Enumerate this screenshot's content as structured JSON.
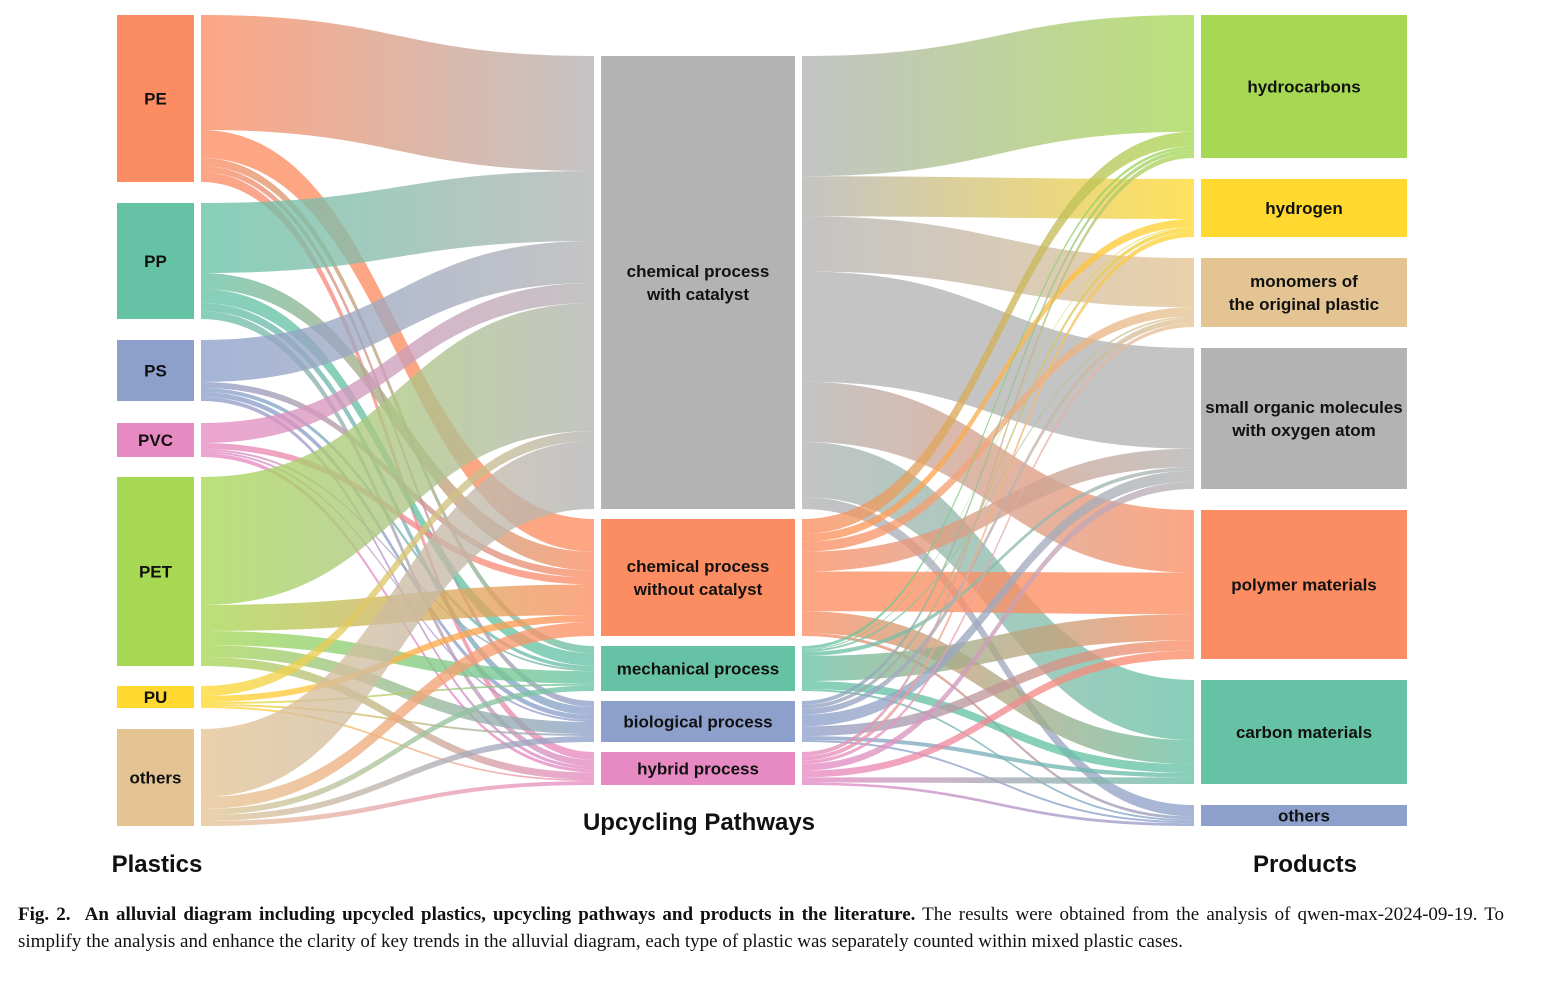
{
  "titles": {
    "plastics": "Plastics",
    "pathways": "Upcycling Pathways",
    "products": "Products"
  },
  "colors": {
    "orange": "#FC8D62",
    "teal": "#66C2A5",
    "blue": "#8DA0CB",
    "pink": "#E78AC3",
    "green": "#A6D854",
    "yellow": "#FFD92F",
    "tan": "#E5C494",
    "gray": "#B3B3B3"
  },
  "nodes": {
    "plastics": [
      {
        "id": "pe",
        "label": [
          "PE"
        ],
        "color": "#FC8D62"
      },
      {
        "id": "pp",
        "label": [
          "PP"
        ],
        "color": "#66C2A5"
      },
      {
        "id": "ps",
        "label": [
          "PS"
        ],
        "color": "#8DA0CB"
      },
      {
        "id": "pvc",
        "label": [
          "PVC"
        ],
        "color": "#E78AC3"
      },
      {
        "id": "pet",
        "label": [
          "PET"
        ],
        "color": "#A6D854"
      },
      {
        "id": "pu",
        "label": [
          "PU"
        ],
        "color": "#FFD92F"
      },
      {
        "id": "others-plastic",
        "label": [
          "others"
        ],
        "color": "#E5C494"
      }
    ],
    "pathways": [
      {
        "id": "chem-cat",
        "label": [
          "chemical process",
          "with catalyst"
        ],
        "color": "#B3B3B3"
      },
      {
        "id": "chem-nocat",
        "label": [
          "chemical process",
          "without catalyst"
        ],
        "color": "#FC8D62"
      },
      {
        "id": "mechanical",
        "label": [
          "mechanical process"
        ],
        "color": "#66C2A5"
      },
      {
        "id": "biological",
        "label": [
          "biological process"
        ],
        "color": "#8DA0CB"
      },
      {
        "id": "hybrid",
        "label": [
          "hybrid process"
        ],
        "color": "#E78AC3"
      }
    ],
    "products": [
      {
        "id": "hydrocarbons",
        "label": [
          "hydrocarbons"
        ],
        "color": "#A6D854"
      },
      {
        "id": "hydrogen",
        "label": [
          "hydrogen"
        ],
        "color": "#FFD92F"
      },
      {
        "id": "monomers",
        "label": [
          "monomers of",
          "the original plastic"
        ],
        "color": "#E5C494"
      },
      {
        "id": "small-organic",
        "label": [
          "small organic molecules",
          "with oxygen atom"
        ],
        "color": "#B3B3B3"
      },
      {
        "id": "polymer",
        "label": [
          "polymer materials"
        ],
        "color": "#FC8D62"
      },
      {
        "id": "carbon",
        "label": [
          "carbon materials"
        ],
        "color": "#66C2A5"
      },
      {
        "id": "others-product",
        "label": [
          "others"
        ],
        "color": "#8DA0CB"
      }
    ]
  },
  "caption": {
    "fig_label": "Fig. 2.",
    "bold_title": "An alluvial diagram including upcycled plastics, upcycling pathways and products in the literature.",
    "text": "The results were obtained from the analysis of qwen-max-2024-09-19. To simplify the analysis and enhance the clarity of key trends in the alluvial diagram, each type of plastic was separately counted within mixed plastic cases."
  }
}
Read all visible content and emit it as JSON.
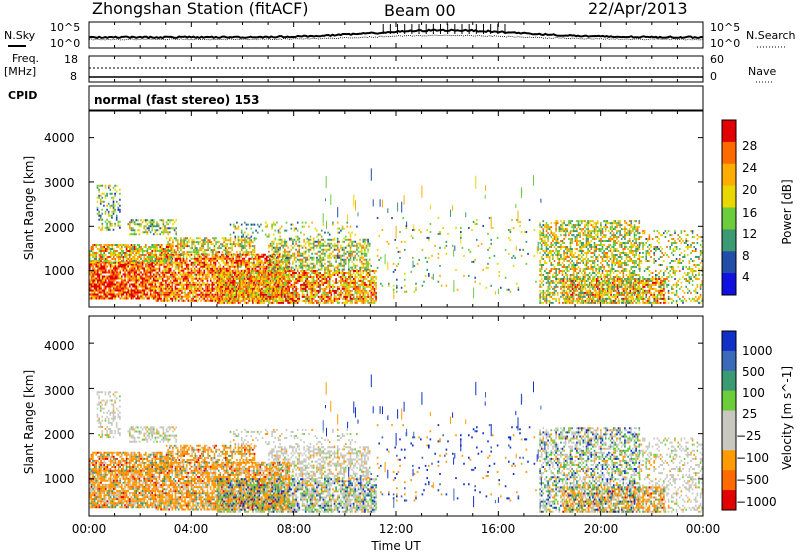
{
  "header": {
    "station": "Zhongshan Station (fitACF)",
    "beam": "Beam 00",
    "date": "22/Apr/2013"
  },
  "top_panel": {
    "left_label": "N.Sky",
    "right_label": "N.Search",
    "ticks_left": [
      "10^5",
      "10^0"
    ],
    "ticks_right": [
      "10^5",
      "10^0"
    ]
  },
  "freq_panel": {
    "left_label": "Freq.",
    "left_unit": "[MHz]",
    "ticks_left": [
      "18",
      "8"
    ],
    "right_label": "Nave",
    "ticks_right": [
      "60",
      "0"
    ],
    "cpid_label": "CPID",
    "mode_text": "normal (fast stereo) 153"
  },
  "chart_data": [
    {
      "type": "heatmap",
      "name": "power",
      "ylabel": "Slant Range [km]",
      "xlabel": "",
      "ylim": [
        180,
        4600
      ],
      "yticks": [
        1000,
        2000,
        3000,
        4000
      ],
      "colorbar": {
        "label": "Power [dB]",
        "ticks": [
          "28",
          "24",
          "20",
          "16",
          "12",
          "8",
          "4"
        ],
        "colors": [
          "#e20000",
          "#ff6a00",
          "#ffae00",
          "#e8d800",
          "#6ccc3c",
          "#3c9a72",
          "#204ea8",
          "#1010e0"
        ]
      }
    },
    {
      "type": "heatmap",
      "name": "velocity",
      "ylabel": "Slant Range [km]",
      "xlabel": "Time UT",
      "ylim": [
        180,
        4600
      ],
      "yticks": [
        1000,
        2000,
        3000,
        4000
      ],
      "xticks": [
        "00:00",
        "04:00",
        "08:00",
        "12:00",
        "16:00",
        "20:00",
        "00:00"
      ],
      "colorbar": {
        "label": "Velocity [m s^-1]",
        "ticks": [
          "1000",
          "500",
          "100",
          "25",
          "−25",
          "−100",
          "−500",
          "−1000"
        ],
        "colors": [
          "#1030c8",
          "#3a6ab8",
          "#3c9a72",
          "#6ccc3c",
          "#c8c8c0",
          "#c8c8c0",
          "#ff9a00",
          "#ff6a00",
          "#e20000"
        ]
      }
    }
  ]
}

━━━━━━━━━━━━━━━━

**YOUR OBJECTIVE:** Return each line from the material above exactly, but not the pictures.

**FINAL ANSWER:**
Enumerate this screenshot's content as structured JSON.
{
  "titles": {
    "plastics": "Plastics",
    "pathways": "Upcycling Pathways",
    "products": "Products"
  },
  "colors": {
    "orange": "#FC8D62",
    "teal": "#66C2A5",
    "blue": "#8DA0CB",
    "pink": "#E78AC3",
    "green": "#A6D854",
    "yellow": "#FFD92F",
    "tan": "#E5C494",
    "gray": "#B3B3B3"
  },
  "nodes": {
    "plastics": [
      {
        "id": "pe",
        "label": [
          "PE"
        ],
        "color": "#FC8D62"
      },
      {
        "id": "pp",
        "label": [
          "PP"
        ],
        "color": "#66C2A5"
      },
      {
        "id": "ps",
        "label": [
          "PS"
        ],
        "color": "#8DA0CB"
      },
      {
        "id": "pvc",
        "label": [
          "PVC"
        ],
        "color": "#E78AC3"
      },
      {
        "id": "pet",
        "label": [
          "PET"
        ],
        "color": "#A6D854"
      },
      {
        "id": "pu",
        "label": [
          "PU"
        ],
        "color": "#FFD92F"
      },
      {
        "id": "others-plastic",
        "label": [
          "others"
        ],
        "color": "#E5C494"
      }
    ],
    "pathways": [
      {
        "id": "chem-cat",
        "label": [
          "chemical process",
          "with catalyst"
        ],
        "color": "#B3B3B3"
      },
      {
        "id": "chem-nocat",
        "label": [
          "chemical process",
          "without catalyst"
        ],
        "color": "#FC8D62"
      },
      {
        "id": "mechanical",
        "label": [
          "mechanical process"
        ],
        "color": "#66C2A5"
      },
      {
        "id": "biological",
        "label": [
          "biological process"
        ],
        "color": "#8DA0CB"
      },
      {
        "id": "hybrid",
        "label": [
          "hybrid process"
        ],
        "color": "#E78AC3"
      }
    ],
    "products": [
      {
        "id": "hydrocarbons",
        "label": [
          "hydrocarbons"
        ],
        "color": "#A6D854"
      },
      {
        "id": "hydrogen",
        "label": [
          "hydrogen"
        ],
        "color": "#FFD92F"
      },
      {
        "id": "monomers",
        "label": [
          "monomers of",
          "the original plastic"
        ],
        "color": "#E5C494"
      },
      {
        "id": "small-organic",
        "label": [
          "small organic molecules",
          "with oxygen atom"
        ],
        "color": "#B3B3B3"
      },
      {
        "id": "polymer",
        "label": [
          "polymer materials"
        ],
        "color": "#FC8D62"
      },
      {
        "id": "carbon",
        "label": [
          "carbon materials"
        ],
        "color": "#66C2A5"
      },
      {
        "id": "others-product",
        "label": [
          "others"
        ],
        "color": "#8DA0CB"
      }
    ]
  },
  "caption": {
    "fig_label": "Fig. 2.",
    "bold_title": "An alluvial diagram including upcycled plastics, upcycling pathways and products in the literature.",
    "text": "The results were obtained from the analysis of qwen-max-2024-09-19. To simplify the analysis and enhance the clarity of key trends in the alluvial diagram, each type of plastic was separately counted within mixed plastic cases."
  }
}
Read all visible content and emit it as JSON.
{
  "header": {
    "station": "Zhongshan Station (fitACF)",
    "beam": "Beam 00",
    "date": "22/Apr/2013"
  },
  "top_panel": {
    "left_label": "N.Sky",
    "right_label": "N.Search",
    "ticks_left": [
      "10^5",
      "10^0"
    ],
    "ticks_right": [
      "10^5",
      "10^0"
    ]
  },
  "freq_panel": {
    "left_label": "Freq.",
    "left_unit": "[MHz]",
    "ticks_left": [
      "18",
      "8"
    ],
    "right_label": "Nave",
    "ticks_right": [
      "60",
      "0"
    ],
    "cpid_label": "CPID",
    "mode_text": "normal (fast stereo) 153"
  },
  "chart_data": [
    {
      "type": "heatmap",
      "name": "power",
      "ylabel": "Slant Range [km]",
      "xlabel": "",
      "ylim": [
        180,
        4600
      ],
      "yticks": [
        1000,
        2000,
        3000,
        4000
      ],
      "colorbar": {
        "label": "Power [dB]",
        "ticks": [
          "28",
          "24",
          "20",
          "16",
          "12",
          "8",
          "4"
        ],
        "colors": [
          "#e20000",
          "#ff6a00",
          "#ffae00",
          "#e8d800",
          "#6ccc3c",
          "#3c9a72",
          "#204ea8",
          "#1010e0"
        ]
      }
    },
    {
      "type": "heatmap",
      "name": "velocity",
      "ylabel": "Slant Range [km]",
      "xlabel": "Time UT",
      "ylim": [
        180,
        4600
      ],
      "yticks": [
        1000,
        2000,
        3000,
        4000
      ],
      "xticks": [
        "00:00",
        "04:00",
        "08:00",
        "12:00",
        "16:00",
        "20:00",
        "00:00"
      ],
      "colorbar": {
        "label": "Velocity [m s^-1]",
        "ticks": [
          "1000",
          "500",
          "100",
          "25",
          "−25",
          "−100",
          "−500",
          "−1000"
        ],
        "colors": [
          "#1030c8",
          "#3a6ab8",
          "#3c9a72",
          "#6ccc3c",
          "#c8c8c0",
          "#c8c8c0",
          "#ff9a00",
          "#ff6a00",
          "#e20000"
        ]
      }
    }
  ]
}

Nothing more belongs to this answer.